-- begin --
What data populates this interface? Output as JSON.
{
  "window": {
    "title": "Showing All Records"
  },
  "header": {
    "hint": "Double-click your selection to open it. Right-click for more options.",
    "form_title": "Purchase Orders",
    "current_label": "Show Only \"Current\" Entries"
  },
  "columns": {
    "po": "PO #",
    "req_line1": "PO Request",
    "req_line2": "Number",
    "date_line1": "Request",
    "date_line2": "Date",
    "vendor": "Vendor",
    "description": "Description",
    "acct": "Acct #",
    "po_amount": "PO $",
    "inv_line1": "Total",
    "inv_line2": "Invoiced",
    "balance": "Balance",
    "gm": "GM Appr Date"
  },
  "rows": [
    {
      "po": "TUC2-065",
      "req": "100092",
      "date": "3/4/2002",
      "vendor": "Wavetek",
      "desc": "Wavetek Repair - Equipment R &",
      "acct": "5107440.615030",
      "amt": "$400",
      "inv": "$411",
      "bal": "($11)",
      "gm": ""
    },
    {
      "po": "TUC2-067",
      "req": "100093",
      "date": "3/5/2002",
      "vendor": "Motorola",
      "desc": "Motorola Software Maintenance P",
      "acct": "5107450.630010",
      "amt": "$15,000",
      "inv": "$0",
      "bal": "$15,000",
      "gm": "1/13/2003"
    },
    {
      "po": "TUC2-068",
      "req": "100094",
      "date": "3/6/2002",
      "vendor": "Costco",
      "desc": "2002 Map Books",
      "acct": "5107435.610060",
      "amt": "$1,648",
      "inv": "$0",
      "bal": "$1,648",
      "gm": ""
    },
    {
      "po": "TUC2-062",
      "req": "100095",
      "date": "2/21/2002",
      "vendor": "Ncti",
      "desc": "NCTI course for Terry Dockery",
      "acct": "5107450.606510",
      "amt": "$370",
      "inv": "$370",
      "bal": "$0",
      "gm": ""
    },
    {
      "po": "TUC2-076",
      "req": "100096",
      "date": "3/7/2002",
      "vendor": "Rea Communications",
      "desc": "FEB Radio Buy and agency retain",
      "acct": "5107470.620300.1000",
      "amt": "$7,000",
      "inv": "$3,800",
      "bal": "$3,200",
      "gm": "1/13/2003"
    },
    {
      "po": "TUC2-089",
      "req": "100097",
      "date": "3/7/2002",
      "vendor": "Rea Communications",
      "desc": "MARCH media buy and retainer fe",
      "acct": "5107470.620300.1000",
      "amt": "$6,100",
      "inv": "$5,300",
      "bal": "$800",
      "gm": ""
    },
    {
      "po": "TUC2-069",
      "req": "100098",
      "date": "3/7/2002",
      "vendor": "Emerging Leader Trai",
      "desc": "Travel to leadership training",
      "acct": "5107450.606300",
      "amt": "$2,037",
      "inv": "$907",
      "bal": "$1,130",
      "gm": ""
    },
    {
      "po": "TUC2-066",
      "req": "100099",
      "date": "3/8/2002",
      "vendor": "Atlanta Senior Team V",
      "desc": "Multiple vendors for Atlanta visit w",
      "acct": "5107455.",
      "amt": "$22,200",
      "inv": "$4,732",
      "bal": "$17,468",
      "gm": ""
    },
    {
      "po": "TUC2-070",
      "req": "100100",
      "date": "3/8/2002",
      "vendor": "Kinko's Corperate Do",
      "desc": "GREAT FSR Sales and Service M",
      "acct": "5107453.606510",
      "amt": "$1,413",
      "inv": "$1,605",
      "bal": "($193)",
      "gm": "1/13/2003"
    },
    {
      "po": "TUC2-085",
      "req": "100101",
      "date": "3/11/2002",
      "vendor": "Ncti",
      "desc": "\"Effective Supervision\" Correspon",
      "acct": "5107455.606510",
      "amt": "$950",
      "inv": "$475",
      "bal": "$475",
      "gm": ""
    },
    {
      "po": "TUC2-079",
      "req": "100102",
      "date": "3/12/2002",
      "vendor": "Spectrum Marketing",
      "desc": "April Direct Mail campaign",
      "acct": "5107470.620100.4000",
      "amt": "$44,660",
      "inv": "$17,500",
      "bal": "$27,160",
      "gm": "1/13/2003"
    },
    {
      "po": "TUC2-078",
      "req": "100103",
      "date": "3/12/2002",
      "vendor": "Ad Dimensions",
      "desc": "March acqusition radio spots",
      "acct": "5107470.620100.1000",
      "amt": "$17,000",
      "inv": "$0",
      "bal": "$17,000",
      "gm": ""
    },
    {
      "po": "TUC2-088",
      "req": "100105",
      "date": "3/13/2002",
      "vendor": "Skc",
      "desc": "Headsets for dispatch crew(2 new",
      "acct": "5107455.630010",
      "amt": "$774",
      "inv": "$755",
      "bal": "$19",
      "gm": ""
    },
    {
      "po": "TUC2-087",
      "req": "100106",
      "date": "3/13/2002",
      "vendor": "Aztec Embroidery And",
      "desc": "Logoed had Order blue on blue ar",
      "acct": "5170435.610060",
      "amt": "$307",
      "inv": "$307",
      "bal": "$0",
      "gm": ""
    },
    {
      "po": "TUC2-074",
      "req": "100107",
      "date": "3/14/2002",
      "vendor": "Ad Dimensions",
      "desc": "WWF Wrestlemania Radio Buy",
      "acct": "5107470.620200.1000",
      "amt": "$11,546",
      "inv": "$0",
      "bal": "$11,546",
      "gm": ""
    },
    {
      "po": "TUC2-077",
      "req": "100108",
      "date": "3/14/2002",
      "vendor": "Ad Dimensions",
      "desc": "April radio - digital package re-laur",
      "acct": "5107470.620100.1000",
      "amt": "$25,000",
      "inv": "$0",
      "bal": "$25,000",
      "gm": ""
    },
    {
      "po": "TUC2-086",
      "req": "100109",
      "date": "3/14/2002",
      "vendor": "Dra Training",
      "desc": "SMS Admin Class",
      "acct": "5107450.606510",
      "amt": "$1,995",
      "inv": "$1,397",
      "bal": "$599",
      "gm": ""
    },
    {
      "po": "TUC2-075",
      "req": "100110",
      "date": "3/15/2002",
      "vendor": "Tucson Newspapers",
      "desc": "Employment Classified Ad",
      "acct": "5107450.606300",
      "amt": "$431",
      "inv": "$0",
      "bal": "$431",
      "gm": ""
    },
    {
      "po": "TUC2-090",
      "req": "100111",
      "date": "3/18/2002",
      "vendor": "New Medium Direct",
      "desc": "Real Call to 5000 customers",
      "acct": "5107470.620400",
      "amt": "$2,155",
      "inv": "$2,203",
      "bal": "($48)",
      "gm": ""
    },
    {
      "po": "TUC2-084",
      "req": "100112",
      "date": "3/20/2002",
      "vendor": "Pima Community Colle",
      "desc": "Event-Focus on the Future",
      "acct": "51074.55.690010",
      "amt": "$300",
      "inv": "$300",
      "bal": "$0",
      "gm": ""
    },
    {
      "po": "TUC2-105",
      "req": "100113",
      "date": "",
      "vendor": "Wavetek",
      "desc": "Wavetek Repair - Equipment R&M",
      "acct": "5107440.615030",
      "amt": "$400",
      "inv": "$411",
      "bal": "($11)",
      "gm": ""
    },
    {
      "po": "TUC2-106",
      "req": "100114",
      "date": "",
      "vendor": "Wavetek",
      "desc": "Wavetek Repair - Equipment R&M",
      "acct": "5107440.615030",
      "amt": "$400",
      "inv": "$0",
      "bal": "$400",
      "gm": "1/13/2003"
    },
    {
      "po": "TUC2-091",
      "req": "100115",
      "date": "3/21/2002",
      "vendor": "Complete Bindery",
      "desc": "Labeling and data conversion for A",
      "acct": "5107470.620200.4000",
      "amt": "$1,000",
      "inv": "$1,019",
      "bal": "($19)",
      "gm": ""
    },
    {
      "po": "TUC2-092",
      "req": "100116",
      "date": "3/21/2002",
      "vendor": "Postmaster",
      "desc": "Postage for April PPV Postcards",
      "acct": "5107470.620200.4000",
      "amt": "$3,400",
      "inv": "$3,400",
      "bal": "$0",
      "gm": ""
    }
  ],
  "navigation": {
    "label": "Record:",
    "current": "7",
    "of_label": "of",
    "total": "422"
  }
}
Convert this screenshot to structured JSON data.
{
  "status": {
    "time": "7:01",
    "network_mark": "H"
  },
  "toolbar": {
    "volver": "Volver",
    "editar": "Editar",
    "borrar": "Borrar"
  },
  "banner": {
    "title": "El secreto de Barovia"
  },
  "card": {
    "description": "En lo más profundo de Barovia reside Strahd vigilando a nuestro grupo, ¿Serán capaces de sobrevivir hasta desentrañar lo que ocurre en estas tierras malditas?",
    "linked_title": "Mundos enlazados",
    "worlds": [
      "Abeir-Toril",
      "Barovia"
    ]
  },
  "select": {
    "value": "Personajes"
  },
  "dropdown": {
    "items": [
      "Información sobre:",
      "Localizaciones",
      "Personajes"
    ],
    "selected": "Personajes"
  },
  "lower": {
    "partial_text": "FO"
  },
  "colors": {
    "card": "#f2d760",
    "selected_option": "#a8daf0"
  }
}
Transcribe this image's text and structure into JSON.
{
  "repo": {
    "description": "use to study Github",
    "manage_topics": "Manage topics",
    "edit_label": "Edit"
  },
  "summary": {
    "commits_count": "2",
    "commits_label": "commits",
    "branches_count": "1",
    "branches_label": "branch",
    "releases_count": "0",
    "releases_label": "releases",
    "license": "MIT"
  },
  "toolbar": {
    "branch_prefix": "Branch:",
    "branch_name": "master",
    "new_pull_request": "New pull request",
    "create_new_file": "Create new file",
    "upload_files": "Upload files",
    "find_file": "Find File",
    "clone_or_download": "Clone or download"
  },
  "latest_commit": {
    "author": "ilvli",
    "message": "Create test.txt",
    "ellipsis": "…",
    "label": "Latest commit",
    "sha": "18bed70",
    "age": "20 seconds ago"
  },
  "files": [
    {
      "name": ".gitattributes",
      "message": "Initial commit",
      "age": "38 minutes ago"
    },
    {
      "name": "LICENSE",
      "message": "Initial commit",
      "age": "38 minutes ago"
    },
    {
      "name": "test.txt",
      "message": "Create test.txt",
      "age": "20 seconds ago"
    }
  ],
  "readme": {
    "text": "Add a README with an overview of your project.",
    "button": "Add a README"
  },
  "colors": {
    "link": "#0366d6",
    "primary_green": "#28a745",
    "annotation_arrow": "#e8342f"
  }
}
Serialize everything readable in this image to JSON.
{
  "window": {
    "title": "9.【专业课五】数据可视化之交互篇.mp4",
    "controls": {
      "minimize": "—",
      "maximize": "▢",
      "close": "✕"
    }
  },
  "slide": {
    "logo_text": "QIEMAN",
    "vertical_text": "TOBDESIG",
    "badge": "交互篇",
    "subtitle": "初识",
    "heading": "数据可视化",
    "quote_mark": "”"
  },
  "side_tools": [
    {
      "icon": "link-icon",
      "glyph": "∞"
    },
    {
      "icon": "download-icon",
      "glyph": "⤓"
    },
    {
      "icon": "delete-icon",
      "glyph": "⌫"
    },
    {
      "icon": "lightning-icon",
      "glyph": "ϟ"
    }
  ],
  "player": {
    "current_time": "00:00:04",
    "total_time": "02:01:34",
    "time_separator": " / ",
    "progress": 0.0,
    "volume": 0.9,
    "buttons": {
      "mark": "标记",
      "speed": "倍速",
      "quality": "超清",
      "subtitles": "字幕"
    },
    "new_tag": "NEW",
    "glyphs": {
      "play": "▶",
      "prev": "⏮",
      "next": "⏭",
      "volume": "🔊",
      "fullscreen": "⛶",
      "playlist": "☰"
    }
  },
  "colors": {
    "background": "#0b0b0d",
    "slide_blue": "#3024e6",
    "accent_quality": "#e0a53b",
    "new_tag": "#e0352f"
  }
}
-- end --
Quote verbatim the line containing "Serialize everything readable" and every line after it through the end of the records above.

Serialize everything readable in this image to JSON.
{
  "window": {
    "title": "9.【专业课五】数据可视化之交互篇.mp4",
    "controls": {
      "minimize": "—",
      "maximize": "▢",
      "close": "✕"
    }
  },
  "slide": {
    "logo_text": "QIEMAN",
    "vertical_text": "TOBDESIG",
    "badge": "交互篇",
    "subtitle": "初识",
    "heading": "数据可视化",
    "quote_mark": "”"
  },
  "side_tools": [
    {
      "icon": "link-icon",
      "glyph": "∞"
    },
    {
      "icon": "download-icon",
      "glyph": "⤓"
    },
    {
      "icon": "delete-icon",
      "glyph": "⌫"
    },
    {
      "icon": "lightning-icon",
      "glyph": "ϟ"
    }
  ],
  "player": {
    "current_time": "00:00:04",
    "total_time": "02:01:34",
    "time_separator": " / ",
    "progress": 0.0,
    "volume": 0.9,
    "buttons": {
      "mark": "标记",
      "speed": "倍速",
      "quality": "超清",
      "subtitles": "字幕"
    },
    "new_tag": "NEW",
    "glyphs": {
      "play": "▶",
      "prev": "⏮",
      "next": "⏭",
      "volume": "🔊",
      "fullscreen": "⛶",
      "playlist": "☰"
    }
  },
  "colors": {
    "background": "#0b0b0d",
    "slide_blue": "#3024e6",
    "accent_quality": "#e0a53b",
    "new_tag": "#e0352f"
  }
}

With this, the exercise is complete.